**READING TEXT**
* * * *
So, that’s why it’s a key element in the ML platform, and going forward, too, right? So, as we increase the number of models, as we increase the experimentation of these models, it’s key to lock those things and have a place where we can rely on Comet, in measuring the performances, and upgrading these models into production. So it gives us a very robust process, for model deployment and model training.
Gideon Mendels: Thank you so much for sharing and I’m sure like a lot of other platform teams you had, at some point you had the debate, it’s like, hey, like what is like our high-level strategy? Should we try to buy something that solves all our problems, or potentially does, should we try to build everything? I mean, obviously you picked a more modular approach, but kind of what, what advice would you give, like, you know, a platform team, just, you know, debating this exact topic looking at the vendors, opensource, what would you recommend to them to think about when making that decision?
Anuradha Uduwage: It depends.
Adam Hendel: Yeah.
Anuradha Uduwage: So I, I know that no one likes that answer because it depends–
Gideon Mendels: Yeah, it does.
Anuradha Uduwage: –it’s like, it’s like a consultancy giving an answer, it depends. But it really depends on how, how your team’s maturity of your machine learning organization, and resources that you have. And, you don’t have to do one or the other.
Gideon Mendels: Mm-hmm.
Anuradha Uduwage: You could do a hybrid version just like we are doing, right? We didn’t build, uh, Comet inside.
Gideon Mendels: Yeah.
Anuradha Uduwage: We use Comet and we build that ML platform with Comet being a key, key piece within our ML platform. So just like that I, my advice is every team’s needs are different. Understand the needs and start small. And then, then you can try to understand what the data science teams need–
Gideon Mendels: Mm-hmm
Anuradha Uduwage: –and build with them. ‘Cause if you try to just build it without them, no one will use it.
Gideon Mendels: Yeah. Awesome guys, thank you so much for taking the time. I really enjoyed the conversation. You know, I’ve learned a lot from you guys, not just, from the last conversation, but just working with you and the rest of the platform team. So it’s been a pleasure and thanks again for coming here today.
Adam Hendel: Yeah, thank you.
Anuradha Uduwage: Thank you for having us.
Gideon Mendels: Awesome.
* * * *
**PROBLEM 1**
In the interview, what does Anuradha Uduwage say will happen if a platform is built without the data science teams?
**PROBLEM 2**
Decide whether each statement agrees with the interview: (a) The team built Comet in-house. (b) Anuradha Uduwage advises platform teams to start small. (c) Anuradha Uduwage says a team must choose between buying and building. For each, answer yes or no and quote the words from the interview that decide it.

Rows from a layout dataset
* * * *
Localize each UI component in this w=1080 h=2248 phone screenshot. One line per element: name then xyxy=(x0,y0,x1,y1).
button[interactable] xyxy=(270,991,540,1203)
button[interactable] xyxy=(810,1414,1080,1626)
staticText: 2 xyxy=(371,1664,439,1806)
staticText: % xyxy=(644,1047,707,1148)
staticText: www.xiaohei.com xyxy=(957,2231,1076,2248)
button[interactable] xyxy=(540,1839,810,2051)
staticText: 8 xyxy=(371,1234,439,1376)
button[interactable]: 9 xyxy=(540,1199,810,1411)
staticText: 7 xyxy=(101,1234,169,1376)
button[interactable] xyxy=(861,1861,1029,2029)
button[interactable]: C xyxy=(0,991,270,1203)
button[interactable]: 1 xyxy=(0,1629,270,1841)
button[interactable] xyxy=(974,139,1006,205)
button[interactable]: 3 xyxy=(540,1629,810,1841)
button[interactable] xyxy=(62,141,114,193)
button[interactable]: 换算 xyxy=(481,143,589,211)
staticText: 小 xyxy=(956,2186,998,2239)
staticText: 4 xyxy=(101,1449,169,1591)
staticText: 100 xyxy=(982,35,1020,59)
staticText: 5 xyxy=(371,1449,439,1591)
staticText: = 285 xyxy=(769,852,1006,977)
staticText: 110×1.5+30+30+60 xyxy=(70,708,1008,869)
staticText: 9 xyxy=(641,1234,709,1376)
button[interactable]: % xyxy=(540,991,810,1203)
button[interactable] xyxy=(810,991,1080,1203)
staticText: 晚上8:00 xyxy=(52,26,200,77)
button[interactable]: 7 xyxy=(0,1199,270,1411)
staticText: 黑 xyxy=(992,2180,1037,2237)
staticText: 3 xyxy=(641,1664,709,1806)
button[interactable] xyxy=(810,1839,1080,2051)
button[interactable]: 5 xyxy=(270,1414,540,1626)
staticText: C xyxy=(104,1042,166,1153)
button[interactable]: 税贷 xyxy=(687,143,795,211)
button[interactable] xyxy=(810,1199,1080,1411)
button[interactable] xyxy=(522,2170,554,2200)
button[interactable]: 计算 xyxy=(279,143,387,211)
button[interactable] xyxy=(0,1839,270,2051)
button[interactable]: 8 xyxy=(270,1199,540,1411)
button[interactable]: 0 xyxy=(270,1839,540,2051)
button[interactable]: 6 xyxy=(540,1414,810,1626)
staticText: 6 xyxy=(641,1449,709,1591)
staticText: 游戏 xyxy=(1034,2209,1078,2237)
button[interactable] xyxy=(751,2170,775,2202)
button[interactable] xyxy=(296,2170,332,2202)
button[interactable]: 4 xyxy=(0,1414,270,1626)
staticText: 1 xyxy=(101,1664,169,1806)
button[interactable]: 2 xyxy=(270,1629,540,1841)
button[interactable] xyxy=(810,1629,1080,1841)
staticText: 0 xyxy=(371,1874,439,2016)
* * * *
**FINAL ANSWER 1**
No one will use it.

**FINAL ANSWER 2**
(a) No: "We didn’t build, uh, Comet inside."
(b) Yes: "Understand the needs and start small."
(c) No: "And, you don’t have to do one or the other."